Repeat every record below exactly as written.
--- start SUPPLIED MATERIAL ---
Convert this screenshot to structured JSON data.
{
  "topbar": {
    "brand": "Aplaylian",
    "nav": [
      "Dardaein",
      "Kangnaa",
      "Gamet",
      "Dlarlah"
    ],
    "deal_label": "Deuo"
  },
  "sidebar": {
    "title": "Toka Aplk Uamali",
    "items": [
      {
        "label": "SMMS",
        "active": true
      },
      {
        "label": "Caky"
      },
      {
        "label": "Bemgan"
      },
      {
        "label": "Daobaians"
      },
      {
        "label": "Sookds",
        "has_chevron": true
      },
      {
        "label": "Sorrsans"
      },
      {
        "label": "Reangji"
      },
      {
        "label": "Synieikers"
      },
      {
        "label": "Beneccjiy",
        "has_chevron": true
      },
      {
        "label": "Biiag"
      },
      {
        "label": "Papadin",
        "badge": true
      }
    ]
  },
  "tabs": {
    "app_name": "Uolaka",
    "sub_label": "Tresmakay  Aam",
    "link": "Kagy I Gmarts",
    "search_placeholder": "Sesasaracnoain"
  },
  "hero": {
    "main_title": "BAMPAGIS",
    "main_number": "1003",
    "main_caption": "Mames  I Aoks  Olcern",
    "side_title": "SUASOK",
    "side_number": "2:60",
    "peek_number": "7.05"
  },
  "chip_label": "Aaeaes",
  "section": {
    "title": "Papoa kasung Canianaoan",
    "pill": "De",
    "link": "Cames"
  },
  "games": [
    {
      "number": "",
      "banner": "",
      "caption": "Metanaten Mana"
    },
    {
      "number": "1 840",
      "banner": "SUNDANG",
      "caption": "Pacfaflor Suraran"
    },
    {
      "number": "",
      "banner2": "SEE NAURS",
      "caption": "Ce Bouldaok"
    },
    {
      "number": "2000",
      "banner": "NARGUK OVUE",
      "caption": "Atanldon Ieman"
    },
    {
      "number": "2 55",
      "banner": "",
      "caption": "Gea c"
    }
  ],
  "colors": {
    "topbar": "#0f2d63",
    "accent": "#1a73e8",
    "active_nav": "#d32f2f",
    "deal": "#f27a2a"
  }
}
--- end SUPPLIED MATERIAL ---
## RESPONSE TO THIS EXERCISE
Convert this screenshot to structured JSON data.
{
  "topbar": {
    "brand": "Aplaylian",
    "nav": [
      "Dardaein",
      "Kangnaa",
      "Gamet",
      "Dlarlah"
    ],
    "deal_label": "Deuo"
  },
  "sidebar": {
    "title": "Toka Aplk Uamali",
    "items": [
      {
        "label": "SMMS",
        "active": true
      },
      {
        "label": "Caky"
      },
      {
        "label": "Bemgan"
      },
      {
        "label": "Daobaians"
      },
      {
        "label": "Sookds",
        "has_chevron": true
      },
      {
        "label": "Sorrsans"
      },
      {
        "label": "Reangji"
      },
      {
        "label": "Synieikers"
      },
      {
        "label": "Beneccjiy",
        "has_chevron": true
      },
      {
        "label": "Biiag"
      },
      {
        "label": "Papadin",
        "badge": true
      }
    ]
  },
  "tabs": {
    "app_name": "Uolaka",
    "sub_label": "Tresmakay  Aam",
    "link": "Kagy I Gmarts",
    "search_placeholder": "Sesasaracnoain"
  },
  "hero": {
    "main_title": "BAMPAGIS",
    "main_number": "1003",
    "main_caption": "Mames  I Aoks  Olcern",
    "side_title": "SUASOK",
    "side_number": "2:60",
    "peek_number": "7.05"
  },
  "chip_label": "Aaeaes",
  "section": {
    "title": "Papoa kasung Canianaoan",
    "pill": "De",
    "link": "Cames"
  },
  "games": [
    {
      "number": "",
      "banner": "",
      "caption": "Metanaten Mana"
    },
    {
      "number": "1 840",
      "banner": "SUNDANG",
      "caption": "Pacfaflor Suraran"
    },
    {
      "number": "",
      "banner2": "SEE NAURS",
      "caption": "Ce Bouldaok"
    },
    {
      "number": "2000",
      "banner": "NARGUK OVUE",
      "caption": "Atanldon Ieman"
    },
    {
      "number": "2 55",
      "banner": "",
      "caption": "Gea c"
    }
  ],
  "colors": {
    "topbar": "#0f2d63",
    "accent": "#1a73e8",
    "active_nav": "#d32f2f",
    "deal": "#f27a2a"
  }
}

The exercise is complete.